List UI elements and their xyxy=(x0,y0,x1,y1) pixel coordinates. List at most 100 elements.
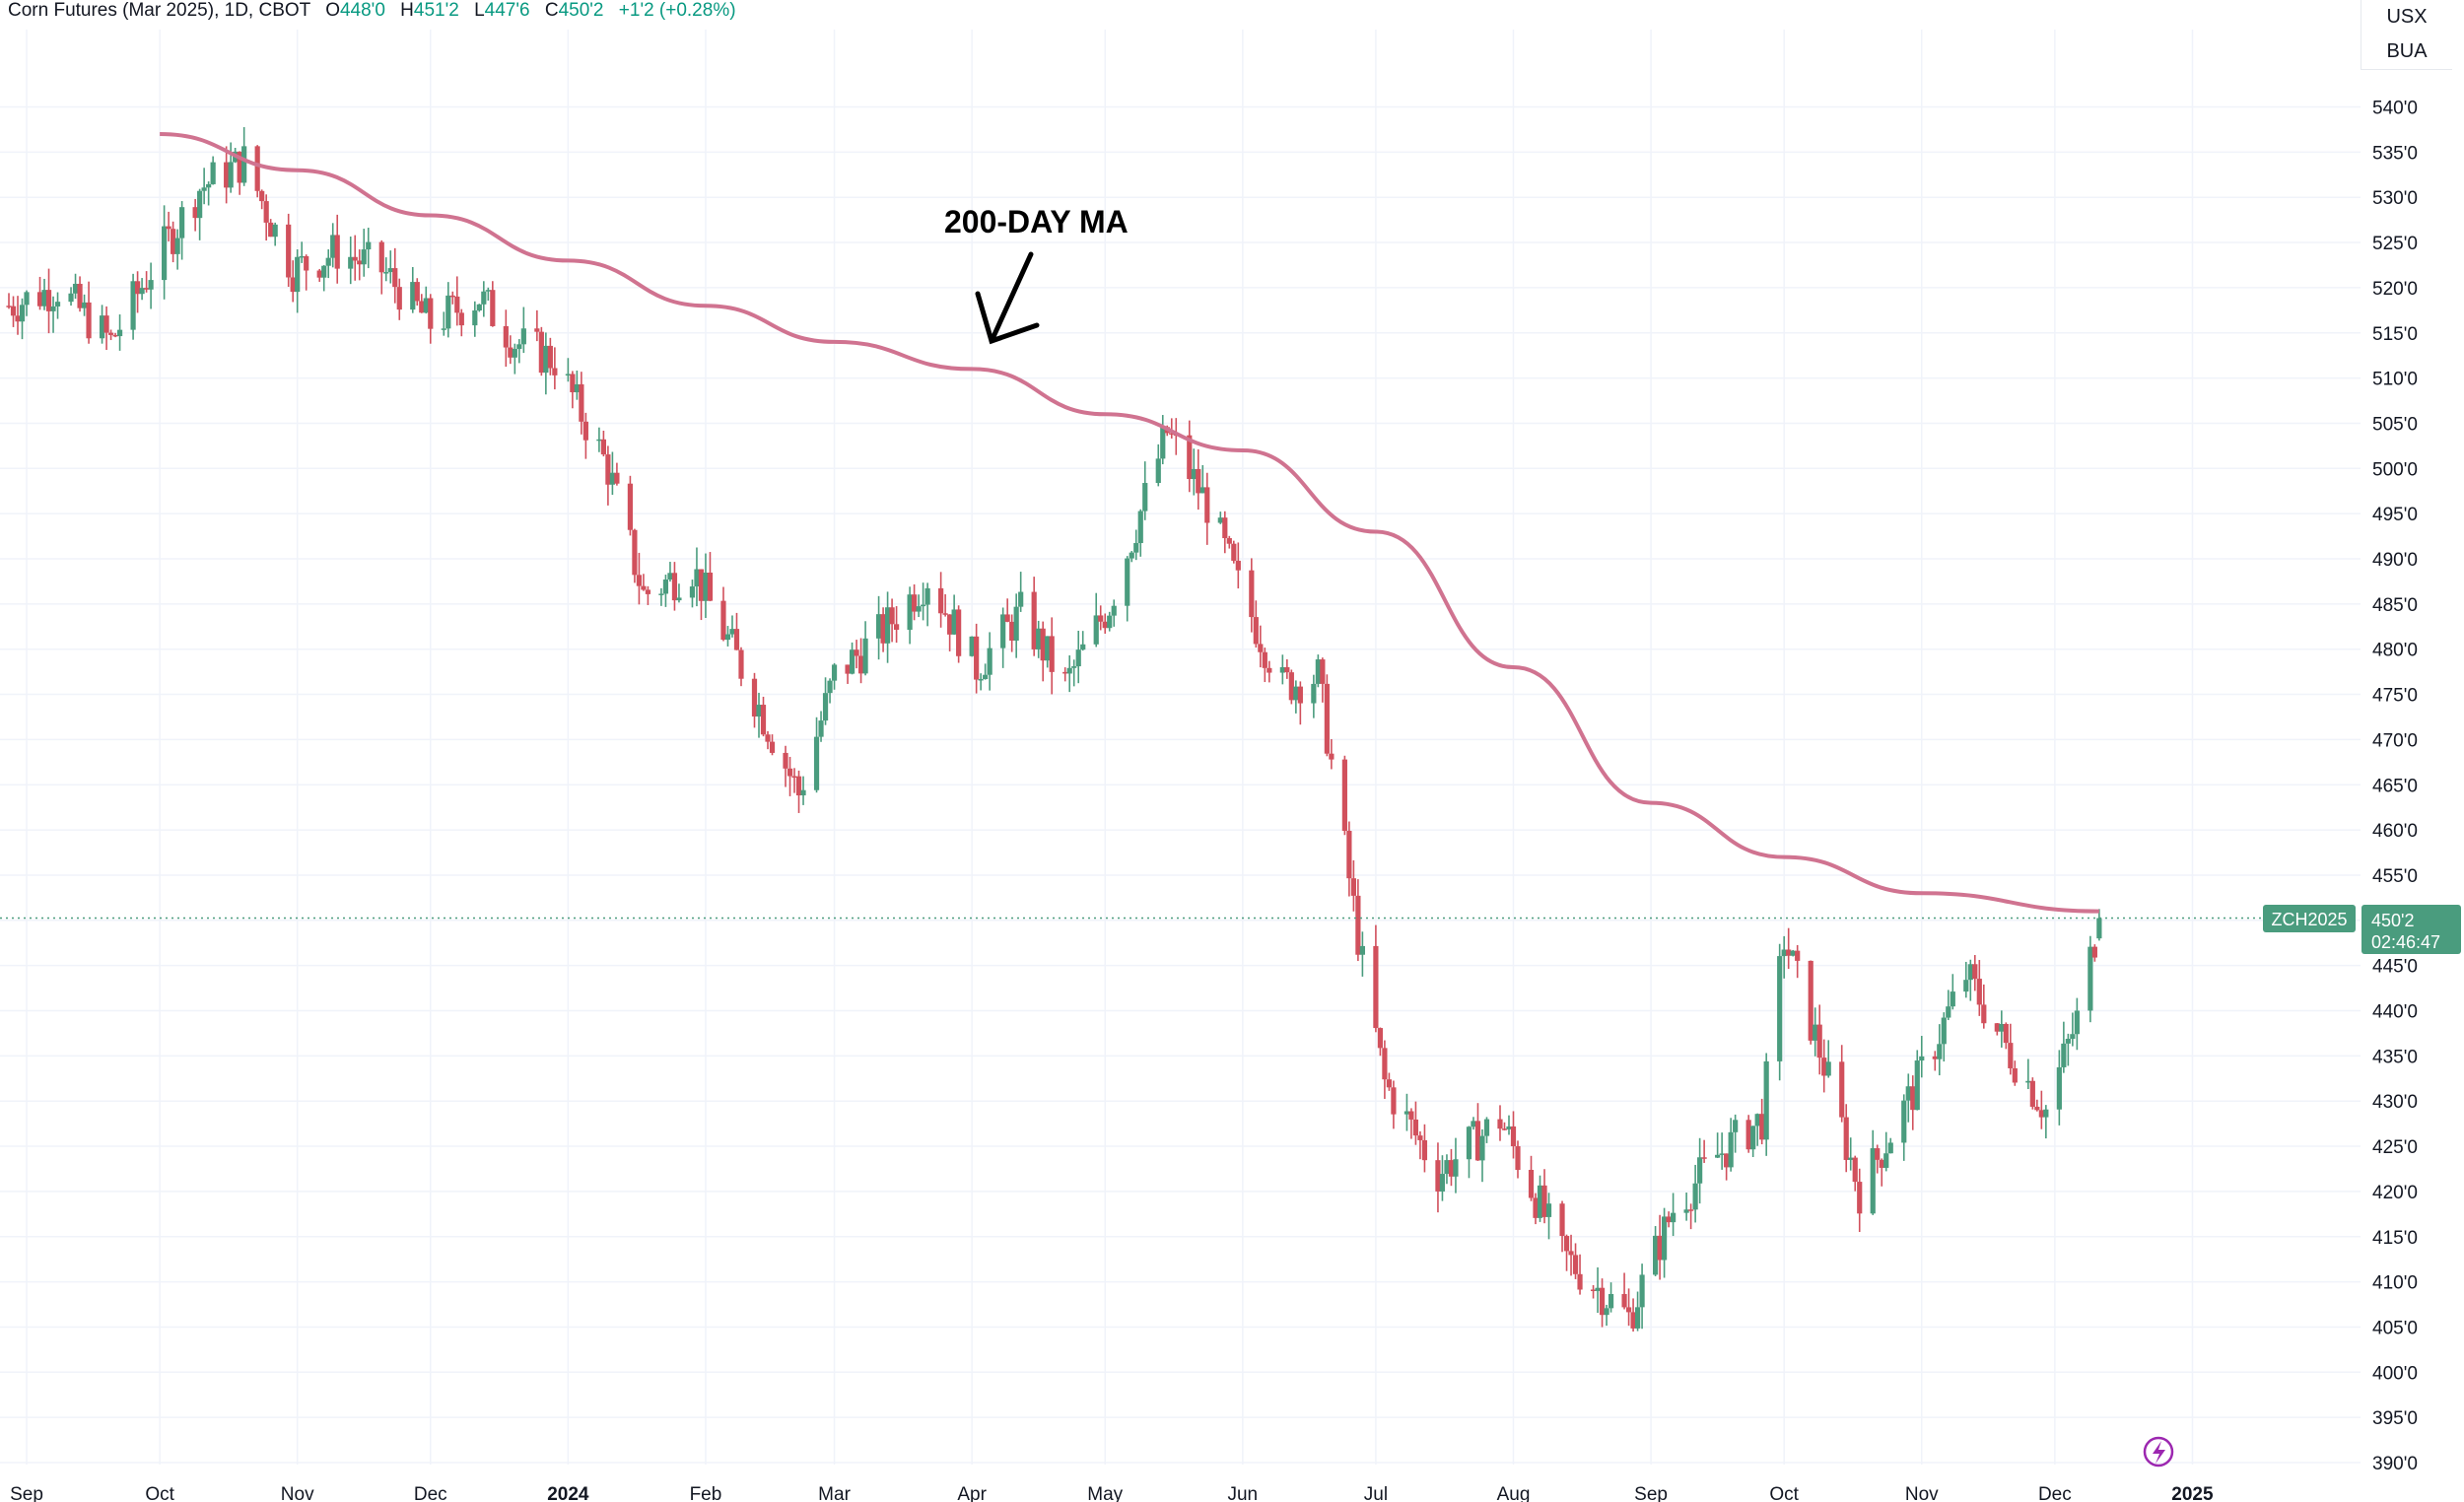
candle-body xyxy=(1253,617,1259,645)
candle-body xyxy=(1510,1126,1517,1147)
lightning-icon[interactable] xyxy=(2143,1436,2174,1468)
candle-body xyxy=(1816,1024,1822,1058)
y-tick-label: 445'0 xyxy=(2372,957,2418,978)
candle-body xyxy=(969,636,975,656)
candle-body xyxy=(1111,605,1117,616)
candle-body xyxy=(596,439,602,442)
candle-body xyxy=(978,679,984,681)
candle-body xyxy=(1391,1087,1397,1115)
candle-body xyxy=(139,288,145,295)
candle-body xyxy=(813,736,820,790)
candle-body xyxy=(428,298,434,329)
candle-body xyxy=(703,572,709,601)
y-tick-label: 470'0 xyxy=(2372,730,2418,751)
candle-body xyxy=(2025,1080,2031,1083)
candle-body xyxy=(1910,1086,1916,1111)
candle-body xyxy=(1000,614,1006,649)
candle-body xyxy=(579,383,584,422)
candle-body xyxy=(1994,1023,2000,1032)
candle-body xyxy=(1887,1142,1893,1154)
candle-body xyxy=(1661,1216,1668,1261)
candle-body xyxy=(1870,1148,1876,1214)
candle-body xyxy=(286,224,292,278)
candle-body xyxy=(2088,946,2093,1011)
candle-body xyxy=(1630,1312,1636,1329)
y-tick-label: 510'0 xyxy=(2372,370,2418,390)
candle-body xyxy=(924,587,930,605)
candle-body xyxy=(1728,1131,1734,1168)
candle-body xyxy=(1781,949,1787,957)
candle-body xyxy=(2056,1066,2062,1110)
candle-body xyxy=(1102,621,1108,629)
currency-unit-selector[interactable]: USX BUA xyxy=(2361,0,2452,70)
candle-body xyxy=(325,257,331,266)
candle-body xyxy=(947,614,953,635)
close-label: C xyxy=(544,0,559,21)
candle-body xyxy=(10,306,17,316)
candle-body xyxy=(520,328,526,345)
candle-body xyxy=(614,472,620,484)
candle-body xyxy=(179,207,185,239)
candle-body xyxy=(419,301,425,313)
y-tick-label: 415'0 xyxy=(2372,1228,2418,1249)
candle-body xyxy=(1857,1182,1863,1214)
candle-body xyxy=(458,312,464,326)
ma-annotation-label: 200-DAY MA xyxy=(944,204,1129,239)
candle-body xyxy=(1541,1185,1547,1217)
candle-body xyxy=(392,268,398,288)
candle-body xyxy=(676,597,682,601)
candle-body xyxy=(1315,659,1321,684)
y-tick-label: 410'0 xyxy=(2372,1273,2418,1294)
candle-body xyxy=(290,277,296,293)
candle-body xyxy=(1071,666,1077,668)
candle-body xyxy=(791,776,797,778)
candle-body xyxy=(1808,960,1814,1041)
candle-body xyxy=(1537,1185,1543,1218)
candle-body xyxy=(387,268,393,273)
candle-body xyxy=(738,649,744,679)
candle-body xyxy=(1284,666,1290,673)
y-tick-label: 475'0 xyxy=(2372,686,2418,707)
candle-body xyxy=(570,374,576,393)
x-tick-label: Nov xyxy=(281,1484,314,1502)
time-axis[interactable]: Sep Oct Nov Dec 2024 Feb Mar Apr May Jun Jul Aug Sep… xyxy=(10,1484,2214,1502)
price-axis[interactable]: 540'0 535'0 530'0 525'0 520'0 515'0 510'0 505'0… xyxy=(2372,99,2418,1475)
candle-body xyxy=(658,593,664,595)
candle-body xyxy=(268,222,274,238)
candle-body xyxy=(1506,1126,1512,1129)
candle-body xyxy=(1187,435,1193,480)
candle-body xyxy=(192,207,198,219)
candle-body xyxy=(1031,591,1037,649)
x-tick-label: Jun xyxy=(1227,1484,1258,1502)
candle-body xyxy=(795,776,802,796)
candle-body xyxy=(2008,1043,2014,1068)
candle-body xyxy=(6,306,12,307)
symbol-tag: ZCH2025 xyxy=(2263,905,2356,932)
candle-body xyxy=(875,614,882,639)
candle-body xyxy=(1634,1307,1641,1329)
candle-body xyxy=(503,325,509,348)
candle-body xyxy=(889,607,895,625)
candle-body xyxy=(1875,1148,1881,1160)
candle-body xyxy=(166,226,171,230)
candle-body xyxy=(2034,1106,2040,1111)
y-tick-label: 485'0 xyxy=(2372,595,2418,616)
candle-body xyxy=(1350,878,1356,896)
candle-body xyxy=(1226,538,1232,544)
candle-body xyxy=(1382,1048,1388,1080)
currency-unit-2[interactable]: BUA xyxy=(2386,40,2428,62)
candle-body xyxy=(1733,1120,1739,1132)
candle-body xyxy=(1595,1287,1601,1291)
candle-body xyxy=(707,572,714,601)
candle-body xyxy=(1080,644,1086,650)
candle-body xyxy=(783,752,788,769)
candle-body xyxy=(99,315,105,339)
candle-body xyxy=(162,226,168,281)
candle-body xyxy=(1160,427,1166,459)
candle-body xyxy=(1879,1159,1884,1168)
currency-unit[interactable]: USX xyxy=(2386,6,2428,28)
x-tick-label: Dec xyxy=(414,1484,447,1502)
candle-body xyxy=(197,190,203,219)
candle-body xyxy=(1421,1139,1428,1161)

________________________

▶ [Given exercise] Take everything from the line containing "candle-body xyxy=(1253,617,1259,645)" down to the line containing "candle-body xyxy=(2056,1066,2062,1110)" and write those lines out again, renaming "y-tick-label" to "price-axis-label" and keeping everything else the same.

▶ [Problem solution]
candle-body xyxy=(1253,617,1259,645)
candle-body xyxy=(1510,1126,1517,1147)
lightning-icon[interactable] xyxy=(2143,1436,2174,1468)
candle-body xyxy=(1816,1024,1822,1058)
price-axis-label: 445'0 xyxy=(2372,957,2418,978)
candle-body xyxy=(969,636,975,656)
candle-body xyxy=(1111,605,1117,616)
candle-body xyxy=(596,439,602,442)
candle-body xyxy=(978,679,984,681)
candle-body xyxy=(1391,1087,1397,1115)
candle-body xyxy=(139,288,145,295)
candle-body xyxy=(813,736,820,790)
candle-body xyxy=(428,298,434,329)
candle-body xyxy=(703,572,709,601)
price-axis-label: 470'0 xyxy=(2372,730,2418,751)
candle-body xyxy=(2025,1080,2031,1083)
candle-body xyxy=(1910,1086,1916,1111)
candle-body xyxy=(1000,614,1006,649)
candle-body xyxy=(579,383,584,422)
candle-body xyxy=(1994,1023,2000,1032)
candle-body xyxy=(1887,1142,1893,1154)
candle-body xyxy=(1661,1216,1668,1261)
candle-body xyxy=(1870,1148,1876,1214)
candle-body xyxy=(286,224,292,278)
candle-body xyxy=(2088,946,2093,1011)
candle-body xyxy=(1630,1312,1636,1329)
price-axis-label: 510'0 xyxy=(2372,370,2418,390)
candle-body xyxy=(924,587,930,605)
candle-body xyxy=(1728,1131,1734,1168)
candle-body xyxy=(1781,949,1787,957)
candle-body xyxy=(2056,1066,2062,1110)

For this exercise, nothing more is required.